** begin ENTRIES SUPPLIED **

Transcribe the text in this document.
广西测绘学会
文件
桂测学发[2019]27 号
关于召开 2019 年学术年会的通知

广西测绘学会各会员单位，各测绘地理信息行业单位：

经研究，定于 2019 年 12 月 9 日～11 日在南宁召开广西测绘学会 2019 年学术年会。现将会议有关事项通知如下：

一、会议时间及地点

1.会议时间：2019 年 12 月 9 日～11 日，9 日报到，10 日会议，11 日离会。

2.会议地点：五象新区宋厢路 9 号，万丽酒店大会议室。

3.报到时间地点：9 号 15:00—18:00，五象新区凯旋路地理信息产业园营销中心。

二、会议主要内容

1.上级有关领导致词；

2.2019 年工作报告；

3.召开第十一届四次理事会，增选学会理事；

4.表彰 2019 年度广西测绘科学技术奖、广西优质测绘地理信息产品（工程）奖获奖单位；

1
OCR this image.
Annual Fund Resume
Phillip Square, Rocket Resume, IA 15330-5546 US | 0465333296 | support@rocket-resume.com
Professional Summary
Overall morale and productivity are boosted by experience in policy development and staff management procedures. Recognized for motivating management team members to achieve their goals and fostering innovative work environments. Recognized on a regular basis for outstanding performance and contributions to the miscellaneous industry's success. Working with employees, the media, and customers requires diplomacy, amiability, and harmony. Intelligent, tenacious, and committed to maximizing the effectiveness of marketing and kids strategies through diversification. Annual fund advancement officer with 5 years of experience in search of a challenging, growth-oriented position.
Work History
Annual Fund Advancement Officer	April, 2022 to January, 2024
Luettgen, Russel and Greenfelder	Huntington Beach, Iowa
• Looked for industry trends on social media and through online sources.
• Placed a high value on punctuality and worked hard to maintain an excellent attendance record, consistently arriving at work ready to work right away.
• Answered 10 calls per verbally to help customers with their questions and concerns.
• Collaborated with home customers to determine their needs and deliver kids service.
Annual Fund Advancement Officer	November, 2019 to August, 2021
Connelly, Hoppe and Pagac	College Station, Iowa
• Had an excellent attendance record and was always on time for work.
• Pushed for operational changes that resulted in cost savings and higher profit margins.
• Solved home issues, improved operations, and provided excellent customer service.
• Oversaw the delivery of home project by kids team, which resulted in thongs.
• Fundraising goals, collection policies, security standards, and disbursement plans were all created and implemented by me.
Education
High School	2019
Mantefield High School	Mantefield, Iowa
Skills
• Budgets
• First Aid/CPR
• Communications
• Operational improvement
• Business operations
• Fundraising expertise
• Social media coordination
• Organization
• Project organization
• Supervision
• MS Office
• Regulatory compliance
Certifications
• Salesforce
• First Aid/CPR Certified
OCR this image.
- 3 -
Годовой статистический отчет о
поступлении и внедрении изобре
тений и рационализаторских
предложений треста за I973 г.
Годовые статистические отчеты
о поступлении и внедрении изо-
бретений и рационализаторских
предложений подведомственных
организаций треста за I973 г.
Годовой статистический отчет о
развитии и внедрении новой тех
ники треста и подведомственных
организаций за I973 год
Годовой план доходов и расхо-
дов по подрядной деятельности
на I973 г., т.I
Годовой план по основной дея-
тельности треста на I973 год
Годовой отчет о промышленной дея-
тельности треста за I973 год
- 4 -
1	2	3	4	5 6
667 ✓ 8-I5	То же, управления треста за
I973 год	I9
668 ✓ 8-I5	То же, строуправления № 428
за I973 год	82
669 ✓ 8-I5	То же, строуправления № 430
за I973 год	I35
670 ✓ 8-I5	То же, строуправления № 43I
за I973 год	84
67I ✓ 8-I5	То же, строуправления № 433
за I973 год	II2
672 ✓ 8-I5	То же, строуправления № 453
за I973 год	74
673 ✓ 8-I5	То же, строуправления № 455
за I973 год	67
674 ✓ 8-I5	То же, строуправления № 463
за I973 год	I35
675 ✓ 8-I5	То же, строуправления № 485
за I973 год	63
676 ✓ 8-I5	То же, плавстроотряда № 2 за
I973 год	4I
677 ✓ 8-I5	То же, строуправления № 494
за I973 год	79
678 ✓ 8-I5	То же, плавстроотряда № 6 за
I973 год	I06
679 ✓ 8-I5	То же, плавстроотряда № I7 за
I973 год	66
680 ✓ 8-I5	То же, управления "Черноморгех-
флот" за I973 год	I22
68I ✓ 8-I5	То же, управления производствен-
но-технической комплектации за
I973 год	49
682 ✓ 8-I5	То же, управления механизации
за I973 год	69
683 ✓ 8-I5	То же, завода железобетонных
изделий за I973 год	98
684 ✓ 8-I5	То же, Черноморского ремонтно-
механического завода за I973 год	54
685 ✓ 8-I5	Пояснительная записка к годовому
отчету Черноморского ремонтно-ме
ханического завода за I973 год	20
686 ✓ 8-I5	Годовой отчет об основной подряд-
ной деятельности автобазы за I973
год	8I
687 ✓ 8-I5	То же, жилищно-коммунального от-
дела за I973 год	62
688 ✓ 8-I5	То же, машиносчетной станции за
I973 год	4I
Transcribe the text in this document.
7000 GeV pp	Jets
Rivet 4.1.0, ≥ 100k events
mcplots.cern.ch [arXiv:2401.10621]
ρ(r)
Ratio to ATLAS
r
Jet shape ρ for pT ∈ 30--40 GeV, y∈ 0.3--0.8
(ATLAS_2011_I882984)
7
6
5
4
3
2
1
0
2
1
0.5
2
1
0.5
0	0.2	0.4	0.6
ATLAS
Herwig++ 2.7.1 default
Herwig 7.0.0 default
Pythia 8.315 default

** end ENTRIES SUPPLIED **

Every line in the data that holds "Черноморского" should be copied out.

COMPLETED EXERCISE:
684 ✓ 8-I5	То же, Черноморского ремонтно-
отчету Черноморского ремонтно-ме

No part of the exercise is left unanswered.